##### TASK INPUTS #####

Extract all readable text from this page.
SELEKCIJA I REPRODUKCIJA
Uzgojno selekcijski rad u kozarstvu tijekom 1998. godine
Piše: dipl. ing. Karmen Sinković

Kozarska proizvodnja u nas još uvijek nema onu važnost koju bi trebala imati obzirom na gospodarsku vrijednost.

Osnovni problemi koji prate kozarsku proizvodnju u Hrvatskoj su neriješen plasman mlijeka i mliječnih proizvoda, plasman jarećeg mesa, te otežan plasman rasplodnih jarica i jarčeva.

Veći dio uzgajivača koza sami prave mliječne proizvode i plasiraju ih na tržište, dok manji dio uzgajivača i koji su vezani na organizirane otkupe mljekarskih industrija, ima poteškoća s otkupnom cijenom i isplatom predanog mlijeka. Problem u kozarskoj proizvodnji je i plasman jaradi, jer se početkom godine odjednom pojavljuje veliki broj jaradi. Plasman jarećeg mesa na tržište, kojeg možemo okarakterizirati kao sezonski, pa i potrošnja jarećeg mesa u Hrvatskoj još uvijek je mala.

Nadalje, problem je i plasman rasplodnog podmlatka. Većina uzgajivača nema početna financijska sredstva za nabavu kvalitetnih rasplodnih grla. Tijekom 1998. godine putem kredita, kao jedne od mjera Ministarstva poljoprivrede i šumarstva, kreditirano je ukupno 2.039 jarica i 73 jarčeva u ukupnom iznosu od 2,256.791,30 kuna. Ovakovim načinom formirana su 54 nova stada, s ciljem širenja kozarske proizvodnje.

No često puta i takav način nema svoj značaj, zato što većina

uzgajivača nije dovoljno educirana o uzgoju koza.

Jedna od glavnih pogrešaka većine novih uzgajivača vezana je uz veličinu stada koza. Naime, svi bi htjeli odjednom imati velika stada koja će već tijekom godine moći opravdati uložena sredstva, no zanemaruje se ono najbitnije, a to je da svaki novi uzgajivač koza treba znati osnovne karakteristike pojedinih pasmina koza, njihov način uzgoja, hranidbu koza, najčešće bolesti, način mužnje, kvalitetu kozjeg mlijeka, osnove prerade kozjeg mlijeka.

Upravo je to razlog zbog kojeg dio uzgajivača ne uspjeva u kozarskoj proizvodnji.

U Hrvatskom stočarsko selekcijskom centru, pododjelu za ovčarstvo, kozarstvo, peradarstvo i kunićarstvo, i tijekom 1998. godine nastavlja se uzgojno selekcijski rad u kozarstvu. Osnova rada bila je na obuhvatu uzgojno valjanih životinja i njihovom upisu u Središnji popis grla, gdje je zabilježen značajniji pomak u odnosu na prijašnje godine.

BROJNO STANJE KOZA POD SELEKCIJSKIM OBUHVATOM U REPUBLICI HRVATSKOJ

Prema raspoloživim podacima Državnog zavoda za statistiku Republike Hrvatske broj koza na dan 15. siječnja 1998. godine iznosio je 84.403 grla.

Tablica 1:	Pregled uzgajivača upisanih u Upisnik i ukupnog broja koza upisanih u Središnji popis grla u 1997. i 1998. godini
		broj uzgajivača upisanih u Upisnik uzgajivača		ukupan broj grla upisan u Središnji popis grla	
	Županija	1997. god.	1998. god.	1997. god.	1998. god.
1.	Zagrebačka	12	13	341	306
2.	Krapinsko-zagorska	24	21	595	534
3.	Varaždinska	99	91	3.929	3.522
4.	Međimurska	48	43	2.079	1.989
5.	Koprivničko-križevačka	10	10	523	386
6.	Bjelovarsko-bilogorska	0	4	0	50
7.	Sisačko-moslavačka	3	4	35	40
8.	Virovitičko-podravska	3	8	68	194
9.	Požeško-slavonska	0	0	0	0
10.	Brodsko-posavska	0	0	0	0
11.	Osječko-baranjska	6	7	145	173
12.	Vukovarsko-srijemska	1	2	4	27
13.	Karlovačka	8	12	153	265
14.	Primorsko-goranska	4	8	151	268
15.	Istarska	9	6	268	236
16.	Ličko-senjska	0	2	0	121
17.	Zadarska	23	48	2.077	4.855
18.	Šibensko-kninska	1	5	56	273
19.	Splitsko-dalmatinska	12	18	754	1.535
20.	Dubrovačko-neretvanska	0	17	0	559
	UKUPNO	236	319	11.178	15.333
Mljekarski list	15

#####

SET EXERCISE :: Show each line holding the word "Upisnik".

RESULT FOR THIS EXERCISE ::
Tablica 1:	Pregled uzgajivača upisanih u Upisnik i ukupnog broja koza upisanih u Središnji popis grla u 1997. i 1998. godini
		broj uzgajivača upisanih u Upisnik uzgajivača		ukupan broj grla upisan u Središnji popis grla	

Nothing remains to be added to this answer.